---------- RECORDS SHOWN ----------

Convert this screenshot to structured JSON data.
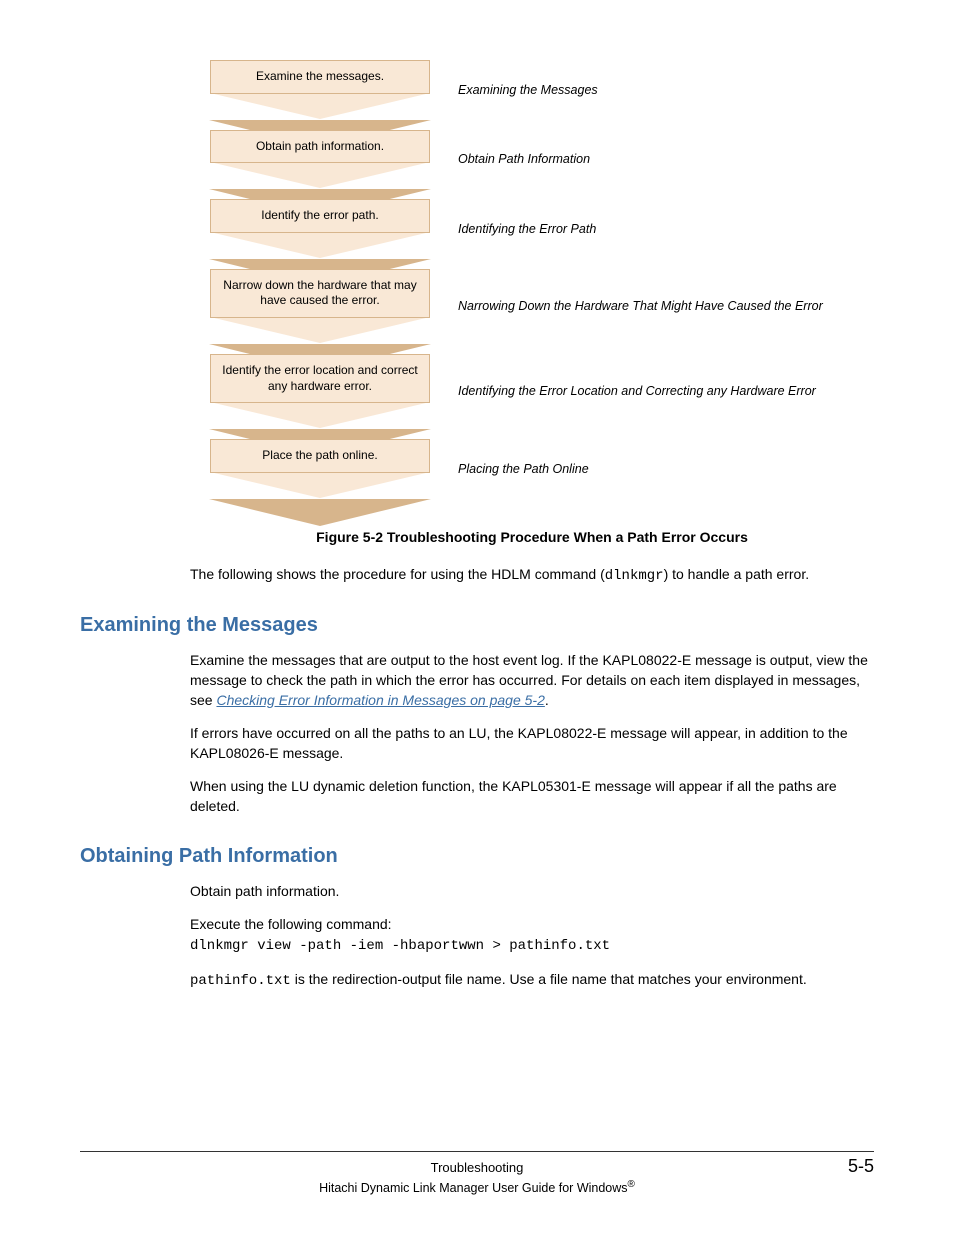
{
  "flowchart": {
    "steps": [
      {
        "box": "Examine the messages.",
        "label": "Examining the Messages"
      },
      {
        "box": "Obtain path information.",
        "label": "Obtain Path Information"
      },
      {
        "box": "Identify the error path.",
        "label": "Identifying the Error Path"
      },
      {
        "box": "Narrow down the hardware that may have caused the error.",
        "label": "Narrowing Down the Hardware That Might Have Caused the Error"
      },
      {
        "box": "Identify the error location and correct any hardware error.",
        "label": "Identifying the Error Location and Correcting any Hardware Error"
      },
      {
        "box": "Place the path online.",
        "label": "Placing the Path Online"
      }
    ]
  },
  "figure_caption": "Figure 5-2 Troubleshooting Procedure When a Path Error Occurs",
  "intro_para_1a": "The following shows the procedure for using the HDLM command (",
  "intro_code": "dlnkmgr",
  "intro_para_1b": ") to handle a path error.",
  "section1": {
    "heading": "Examining the Messages",
    "para1a": "Examine the messages that are output to the host event log. If the KAPL08022-E message is output, view the message to check the path in which the error has occurred. For details on each item displayed in messages, see ",
    "link": "Checking Error Information in Messages on page 5-2",
    "para1b": ".",
    "para2": "If errors have occurred on all the paths to an LU, the KAPL08022-E message will appear, in addition to the KAPL08026-E message.",
    "para3": "When using the LU dynamic deletion function, the KAPL05301-E message will appear if all the paths are deleted."
  },
  "section2": {
    "heading": "Obtaining Path Information",
    "para1": "Obtain path information.",
    "para2": "Execute the following command:",
    "command": "dlnkmgr view -path -iem -hbaportwwn > pathinfo.txt",
    "para3a": "pathinfo.txt",
    "para3b": " is the redirection-output file name. Use a file name that matches your environment."
  },
  "footer": {
    "chapter": "Troubleshooting",
    "pageno": "5-5",
    "guide": "Hitachi Dynamic Link Manager User Guide for Windows",
    "reg": "®"
  }
}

----------

_EXERCISE REQUIREMENTS_. Display every line of the listing that contains the string "command".

_REPLY TO THE TASK_.
  "intro_para_1a": "The following shows the procedure for using the HDLM command (",
    "para2": "Execute the following command:",
    "command": "dlnkmgr view -path -iem -hbaportwwn > pathinfo.txt",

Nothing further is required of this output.